-- To be done --
Each entry should be quoted word for word, including every mark of punctuation.

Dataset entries
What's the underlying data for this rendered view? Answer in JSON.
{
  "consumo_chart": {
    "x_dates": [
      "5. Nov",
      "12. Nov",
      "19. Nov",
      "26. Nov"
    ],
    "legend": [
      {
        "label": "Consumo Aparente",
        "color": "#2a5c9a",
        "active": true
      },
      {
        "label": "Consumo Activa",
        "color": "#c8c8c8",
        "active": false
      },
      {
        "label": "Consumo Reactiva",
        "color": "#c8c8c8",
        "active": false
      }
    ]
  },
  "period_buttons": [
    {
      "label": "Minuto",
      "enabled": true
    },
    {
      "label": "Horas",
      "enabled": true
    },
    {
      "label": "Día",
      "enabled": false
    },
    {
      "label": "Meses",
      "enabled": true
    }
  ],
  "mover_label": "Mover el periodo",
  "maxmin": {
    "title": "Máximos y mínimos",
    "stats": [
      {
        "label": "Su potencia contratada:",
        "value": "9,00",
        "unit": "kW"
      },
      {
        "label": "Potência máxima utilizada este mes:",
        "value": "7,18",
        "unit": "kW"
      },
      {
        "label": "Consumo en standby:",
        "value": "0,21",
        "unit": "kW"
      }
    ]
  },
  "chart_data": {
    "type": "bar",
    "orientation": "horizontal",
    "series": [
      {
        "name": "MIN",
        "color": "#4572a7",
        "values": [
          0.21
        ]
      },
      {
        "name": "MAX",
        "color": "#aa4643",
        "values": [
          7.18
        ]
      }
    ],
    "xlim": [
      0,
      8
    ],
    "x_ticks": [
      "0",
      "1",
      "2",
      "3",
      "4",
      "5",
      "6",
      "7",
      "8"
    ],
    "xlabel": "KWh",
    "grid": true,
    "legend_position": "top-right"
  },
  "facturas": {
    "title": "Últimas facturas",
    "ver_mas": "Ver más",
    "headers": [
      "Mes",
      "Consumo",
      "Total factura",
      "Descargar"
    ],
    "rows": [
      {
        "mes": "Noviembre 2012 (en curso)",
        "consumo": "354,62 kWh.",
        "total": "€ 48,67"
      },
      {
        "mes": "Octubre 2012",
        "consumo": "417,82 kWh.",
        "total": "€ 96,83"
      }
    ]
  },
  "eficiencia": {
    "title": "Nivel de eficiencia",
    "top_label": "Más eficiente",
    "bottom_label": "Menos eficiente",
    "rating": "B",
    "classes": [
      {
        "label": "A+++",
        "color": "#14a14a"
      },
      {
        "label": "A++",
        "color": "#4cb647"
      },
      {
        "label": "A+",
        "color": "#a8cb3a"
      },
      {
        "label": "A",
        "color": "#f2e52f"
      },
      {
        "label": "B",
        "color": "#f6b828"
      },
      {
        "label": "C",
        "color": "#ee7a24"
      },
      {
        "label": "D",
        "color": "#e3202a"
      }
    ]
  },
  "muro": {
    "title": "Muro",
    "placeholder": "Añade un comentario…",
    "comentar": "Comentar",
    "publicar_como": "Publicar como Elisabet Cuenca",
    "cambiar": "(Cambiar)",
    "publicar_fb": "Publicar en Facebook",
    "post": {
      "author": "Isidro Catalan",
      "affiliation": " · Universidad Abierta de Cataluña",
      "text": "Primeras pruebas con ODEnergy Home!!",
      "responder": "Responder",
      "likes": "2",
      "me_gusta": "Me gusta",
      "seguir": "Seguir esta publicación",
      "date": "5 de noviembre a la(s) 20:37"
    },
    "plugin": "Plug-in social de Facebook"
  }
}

-- Reply to the exercise --
What's the underlying data for this rendered view? Answer in JSON.
{
  "consumo_chart": {
    "x_dates": [
      "5. Nov",
      "12. Nov",
      "19. Nov",
      "26. Nov"
    ],
    "legend": [
      {
        "label": "Consumo Aparente",
        "color": "#2a5c9a",
        "active": true
      },
      {
        "label": "Consumo Activa",
        "color": "#c8c8c8",
        "active": false
      },
      {
        "label": "Consumo Reactiva",
        "color": "#c8c8c8",
        "active": false
      }
    ]
  },
  "period_buttons": [
    {
      "label": "Minuto",
      "enabled": true
    },
    {
      "label": "Horas",
      "enabled": true
    },
    {
      "label": "Día",
      "enabled": false
    },
    {
      "label": "Meses",
      "enabled": true
    }
  ],
  "mover_label": "Mover el periodo",
  "maxmin": {
    "title": "Máximos y mínimos",
    "stats": [
      {
        "label": "Su potencia contratada:",
        "value": "9,00",
        "unit": "kW"
      },
      {
        "label": "Potência máxima utilizada este mes:",
        "value": "7,18",
        "unit": "kW"
      },
      {
        "label": "Consumo en standby:",
        "value": "0,21",
        "unit": "kW"
      }
    ]
  },
  "chart_data": {
    "type": "bar",
    "orientation": "horizontal",
    "series": [
      {
        "name": "MIN",
        "color": "#4572a7",
        "values": [
          0.21
        ]
      },
      {
        "name": "MAX",
        "color": "#aa4643",
        "values": [
          7.18
        ]
      }
    ],
    "xlim": [
      0,
      8
    ],
    "x_ticks": [
      "0",
      "1",
      "2",
      "3",
      "4",
      "5",
      "6",
      "7",
      "8"
    ],
    "xlabel": "KWh",
    "grid": true,
    "legend_position": "top-right"
  },
  "facturas": {
    "title": "Últimas facturas",
    "ver_mas": "Ver más",
    "headers": [
      "Mes",
      "Consumo",
      "Total factura",
      "Descargar"
    ],
    "rows": [
      {
        "mes": "Noviembre 2012 (en curso)",
        "consumo": "354,62 kWh.",
        "total": "€ 48,67"
      },
      {
        "mes": "Octubre 2012",
        "consumo": "417,82 kWh.",
        "total": "€ 96,83"
      }
    ]
  },
  "eficiencia": {
    "title": "Nivel de eficiencia",
    "top_label": "Más eficiente",
    "bottom_label": "Menos eficiente",
    "rating": "B",
    "classes": [
      {
        "label": "A+++",
        "color": "#14a14a"
      },
      {
        "label": "A++",
        "color": "#4cb647"
      },
      {
        "label": "A+",
        "color": "#a8cb3a"
      },
      {
        "label": "A",
        "color": "#f2e52f"
      },
      {
        "label": "B",
        "color": "#f6b828"
      },
      {
        "label": "C",
        "color": "#ee7a24"
      },
      {
        "label": "D",
        "color": "#e3202a"
      }
    ]
  },
  "muro": {
    "title": "Muro",
    "placeholder": "Añade un comentario…",
    "comentar": "Comentar",
    "publicar_como": "Publicar como Elisabet Cuenca",
    "cambiar": "(Cambiar)",
    "publicar_fb": "Publicar en Facebook",
    "post": {
      "author": "Isidro Catalan",
      "affiliation": " · Universidad Abierta de Cataluña",
      "text": "Primeras pruebas con ODEnergy Home!!",
      "responder": "Responder",
      "likes": "2",
      "me_gusta": "Me gusta",
      "seguir": "Seguir esta publicación",
      "date": "5 de noviembre a la(s) 20:37"
    },
    "plugin": "Plug-in social de Facebook"
  }
}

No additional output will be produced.